-- Begin Task inputs --
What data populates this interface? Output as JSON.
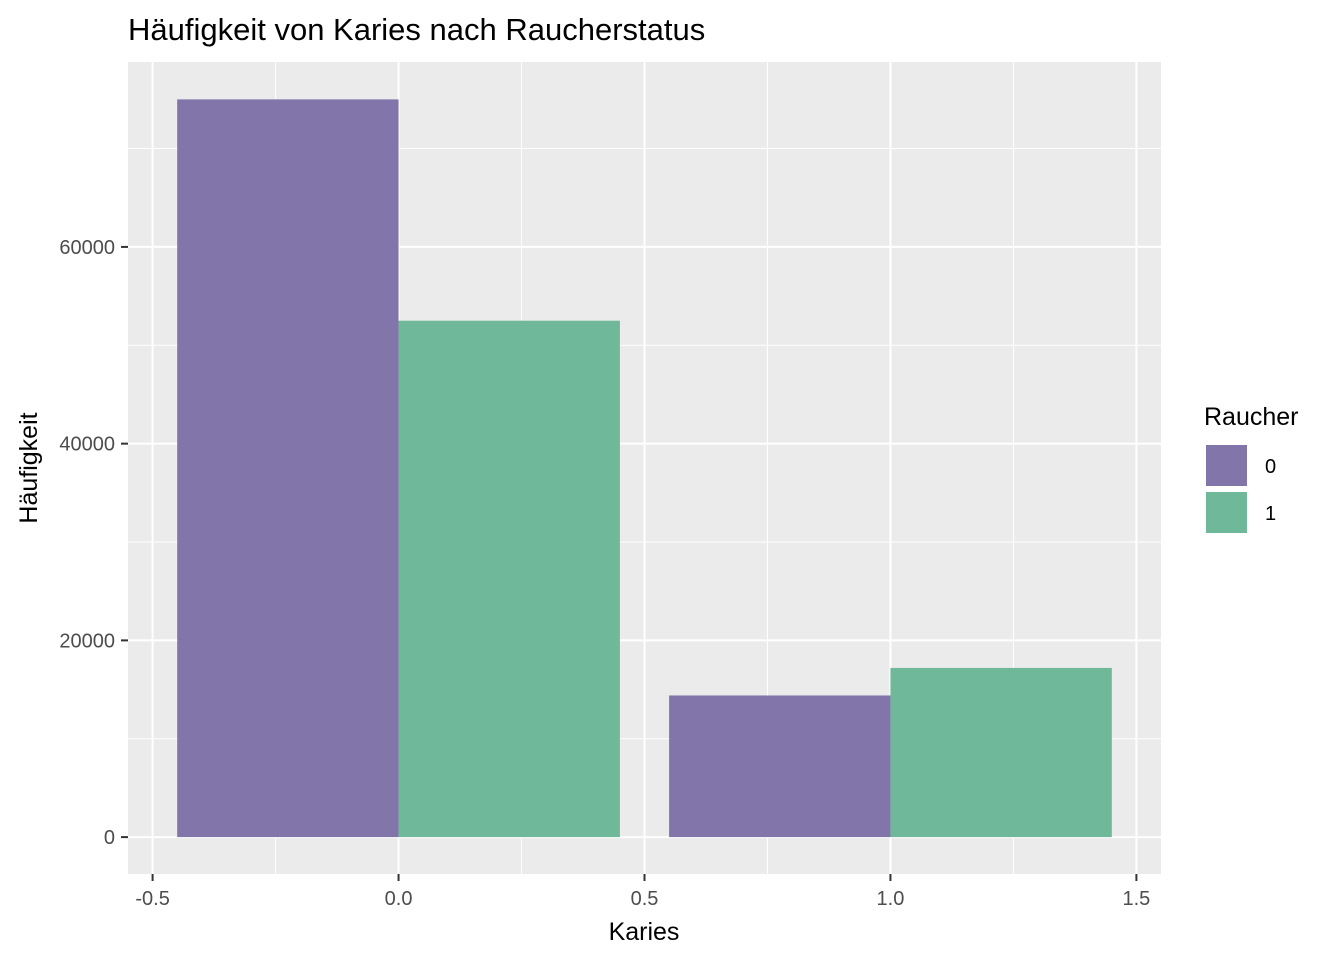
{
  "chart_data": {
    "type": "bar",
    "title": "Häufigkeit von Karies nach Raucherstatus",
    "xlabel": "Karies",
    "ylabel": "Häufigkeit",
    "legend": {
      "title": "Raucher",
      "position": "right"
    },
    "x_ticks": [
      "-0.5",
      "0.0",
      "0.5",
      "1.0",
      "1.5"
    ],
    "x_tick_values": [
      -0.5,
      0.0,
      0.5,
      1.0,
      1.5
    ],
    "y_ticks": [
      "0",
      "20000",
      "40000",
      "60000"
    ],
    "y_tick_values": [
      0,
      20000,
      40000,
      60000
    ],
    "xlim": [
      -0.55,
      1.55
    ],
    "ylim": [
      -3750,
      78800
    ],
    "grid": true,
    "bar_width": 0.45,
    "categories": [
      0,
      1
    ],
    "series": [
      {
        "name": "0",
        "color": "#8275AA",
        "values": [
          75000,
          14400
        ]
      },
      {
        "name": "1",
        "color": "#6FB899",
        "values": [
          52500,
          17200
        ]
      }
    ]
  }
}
-- End Task inputs --
• [Required task] Without the pictures, return the entries exactly as they appear.

• [Answer to the task]
What data populates this interface? Output as JSON.
{
  "chart_data": {
    "type": "bar",
    "title": "Häufigkeit von Karies nach Raucherstatus",
    "xlabel": "Karies",
    "ylabel": "Häufigkeit",
    "legend": {
      "title": "Raucher",
      "position": "right"
    },
    "x_ticks": [
      "-0.5",
      "0.0",
      "0.5",
      "1.0",
      "1.5"
    ],
    "x_tick_values": [
      -0.5,
      0.0,
      0.5,
      1.0,
      1.5
    ],
    "y_ticks": [
      "0",
      "20000",
      "40000",
      "60000"
    ],
    "y_tick_values": [
      0,
      20000,
      40000,
      60000
    ],
    "xlim": [
      -0.55,
      1.55
    ],
    "ylim": [
      -3750,
      78800
    ],
    "grid": true,
    "bar_width": 0.45,
    "categories": [
      0,
      1
    ],
    "series": [
      {
        "name": "0",
        "color": "#8275AA",
        "values": [
          75000,
          14400
        ]
      },
      {
        "name": "1",
        "color": "#6FB899",
        "values": [
          52500,
          17200
        ]
      }
    ]
  }
}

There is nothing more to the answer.